## begin Dataset extract

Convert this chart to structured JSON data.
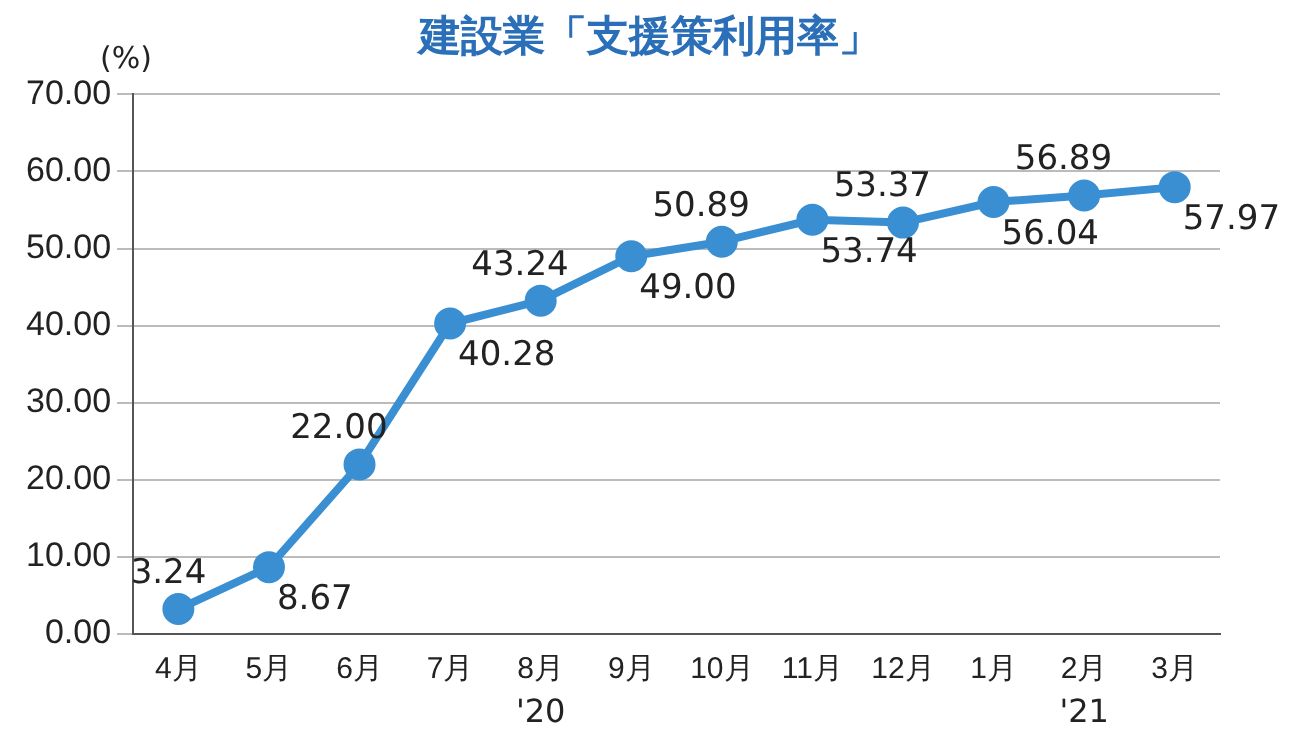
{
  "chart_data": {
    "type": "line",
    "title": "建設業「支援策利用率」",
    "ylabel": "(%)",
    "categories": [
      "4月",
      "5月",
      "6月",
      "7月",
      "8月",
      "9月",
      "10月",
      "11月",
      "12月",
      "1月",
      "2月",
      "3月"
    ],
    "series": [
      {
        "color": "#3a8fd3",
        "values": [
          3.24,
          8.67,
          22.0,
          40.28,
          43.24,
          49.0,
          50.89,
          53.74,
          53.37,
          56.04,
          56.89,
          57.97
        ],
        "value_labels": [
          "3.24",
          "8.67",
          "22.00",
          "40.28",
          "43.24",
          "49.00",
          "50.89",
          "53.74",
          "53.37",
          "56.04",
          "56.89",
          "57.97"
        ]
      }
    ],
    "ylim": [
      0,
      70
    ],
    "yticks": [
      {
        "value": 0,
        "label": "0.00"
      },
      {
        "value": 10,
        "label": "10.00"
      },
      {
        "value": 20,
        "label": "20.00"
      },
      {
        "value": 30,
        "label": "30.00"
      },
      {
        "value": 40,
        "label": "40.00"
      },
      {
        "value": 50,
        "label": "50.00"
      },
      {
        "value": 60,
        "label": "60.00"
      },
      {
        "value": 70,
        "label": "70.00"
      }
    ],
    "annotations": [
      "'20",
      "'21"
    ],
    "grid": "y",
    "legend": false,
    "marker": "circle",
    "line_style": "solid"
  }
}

## end Dataset extract
## begin Dataset extract

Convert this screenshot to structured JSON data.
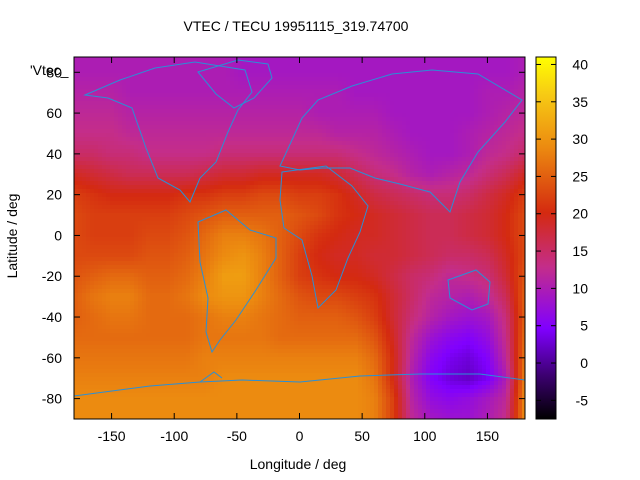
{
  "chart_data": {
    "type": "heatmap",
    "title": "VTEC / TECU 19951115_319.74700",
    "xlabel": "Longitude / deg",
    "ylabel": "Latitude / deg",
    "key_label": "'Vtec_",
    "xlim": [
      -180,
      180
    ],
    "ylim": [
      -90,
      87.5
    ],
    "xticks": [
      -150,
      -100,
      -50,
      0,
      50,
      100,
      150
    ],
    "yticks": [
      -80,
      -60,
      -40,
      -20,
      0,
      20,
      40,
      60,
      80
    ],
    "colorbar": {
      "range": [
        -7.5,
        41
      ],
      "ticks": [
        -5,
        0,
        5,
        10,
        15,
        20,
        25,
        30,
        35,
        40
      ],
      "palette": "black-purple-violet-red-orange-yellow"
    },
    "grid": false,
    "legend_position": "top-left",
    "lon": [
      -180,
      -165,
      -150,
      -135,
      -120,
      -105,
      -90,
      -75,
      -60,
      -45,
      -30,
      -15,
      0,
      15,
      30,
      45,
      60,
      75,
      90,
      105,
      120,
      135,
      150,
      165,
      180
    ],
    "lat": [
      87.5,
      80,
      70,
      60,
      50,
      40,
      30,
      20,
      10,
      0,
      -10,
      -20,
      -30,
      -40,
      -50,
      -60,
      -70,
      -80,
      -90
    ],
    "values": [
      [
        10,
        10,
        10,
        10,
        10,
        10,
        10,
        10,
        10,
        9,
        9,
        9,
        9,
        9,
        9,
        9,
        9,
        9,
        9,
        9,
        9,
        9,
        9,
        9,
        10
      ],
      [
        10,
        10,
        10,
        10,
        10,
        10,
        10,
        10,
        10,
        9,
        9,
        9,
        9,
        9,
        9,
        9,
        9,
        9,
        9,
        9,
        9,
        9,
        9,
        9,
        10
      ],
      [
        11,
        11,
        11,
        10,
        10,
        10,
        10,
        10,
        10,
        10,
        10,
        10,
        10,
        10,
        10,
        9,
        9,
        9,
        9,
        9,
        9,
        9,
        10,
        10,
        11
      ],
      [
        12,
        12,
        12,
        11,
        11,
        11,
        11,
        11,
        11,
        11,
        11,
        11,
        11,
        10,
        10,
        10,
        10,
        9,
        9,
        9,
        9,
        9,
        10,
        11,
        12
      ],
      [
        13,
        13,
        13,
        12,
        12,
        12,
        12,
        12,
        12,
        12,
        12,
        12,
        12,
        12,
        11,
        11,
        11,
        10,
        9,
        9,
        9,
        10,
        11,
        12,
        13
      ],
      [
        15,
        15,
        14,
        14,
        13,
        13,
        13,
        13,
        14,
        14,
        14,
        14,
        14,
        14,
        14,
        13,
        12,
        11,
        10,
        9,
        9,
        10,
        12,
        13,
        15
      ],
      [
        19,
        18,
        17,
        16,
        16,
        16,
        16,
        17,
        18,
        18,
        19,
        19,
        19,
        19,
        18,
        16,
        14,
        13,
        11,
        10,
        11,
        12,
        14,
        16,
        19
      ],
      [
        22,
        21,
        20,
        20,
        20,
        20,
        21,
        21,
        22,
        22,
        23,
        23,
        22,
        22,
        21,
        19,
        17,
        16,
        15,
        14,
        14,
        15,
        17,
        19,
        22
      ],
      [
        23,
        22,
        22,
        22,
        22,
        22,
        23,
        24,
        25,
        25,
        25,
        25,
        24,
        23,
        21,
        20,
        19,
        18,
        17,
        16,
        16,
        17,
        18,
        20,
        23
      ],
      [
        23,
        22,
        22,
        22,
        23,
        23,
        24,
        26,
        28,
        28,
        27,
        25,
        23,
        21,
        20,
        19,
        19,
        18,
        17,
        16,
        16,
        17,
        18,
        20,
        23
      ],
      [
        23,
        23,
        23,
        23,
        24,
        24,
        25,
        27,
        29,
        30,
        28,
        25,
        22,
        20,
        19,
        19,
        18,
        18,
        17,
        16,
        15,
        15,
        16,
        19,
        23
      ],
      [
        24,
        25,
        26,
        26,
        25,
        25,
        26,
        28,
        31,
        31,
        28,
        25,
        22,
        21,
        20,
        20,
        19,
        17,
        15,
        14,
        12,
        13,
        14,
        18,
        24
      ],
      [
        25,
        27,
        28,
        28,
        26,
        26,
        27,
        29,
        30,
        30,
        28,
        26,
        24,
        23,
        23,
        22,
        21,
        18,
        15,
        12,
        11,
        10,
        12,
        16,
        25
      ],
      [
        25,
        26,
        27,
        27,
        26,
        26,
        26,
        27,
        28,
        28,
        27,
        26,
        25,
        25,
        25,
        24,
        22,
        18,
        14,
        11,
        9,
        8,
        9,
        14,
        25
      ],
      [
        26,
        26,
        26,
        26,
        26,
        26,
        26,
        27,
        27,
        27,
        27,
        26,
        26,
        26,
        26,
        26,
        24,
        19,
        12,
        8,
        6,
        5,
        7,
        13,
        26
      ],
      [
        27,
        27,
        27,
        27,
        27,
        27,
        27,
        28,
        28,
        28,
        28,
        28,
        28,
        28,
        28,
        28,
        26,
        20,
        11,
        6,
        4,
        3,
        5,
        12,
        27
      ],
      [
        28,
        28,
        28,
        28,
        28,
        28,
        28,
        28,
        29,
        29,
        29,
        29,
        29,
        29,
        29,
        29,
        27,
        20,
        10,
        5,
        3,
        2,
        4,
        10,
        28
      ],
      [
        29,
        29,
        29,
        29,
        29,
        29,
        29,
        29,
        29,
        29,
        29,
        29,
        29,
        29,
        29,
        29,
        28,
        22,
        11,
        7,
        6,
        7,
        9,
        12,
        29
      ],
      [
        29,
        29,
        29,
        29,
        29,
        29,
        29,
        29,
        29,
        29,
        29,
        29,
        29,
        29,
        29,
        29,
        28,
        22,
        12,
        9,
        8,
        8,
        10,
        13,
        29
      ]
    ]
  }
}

## end Dataset extract

Scan the records above for the string "title", then select every line that holds it.

== Response for this exercise ==
    "title": "建設業「支援策利用率」",
    "title": "VTEC / TECU 19951115_319.74700",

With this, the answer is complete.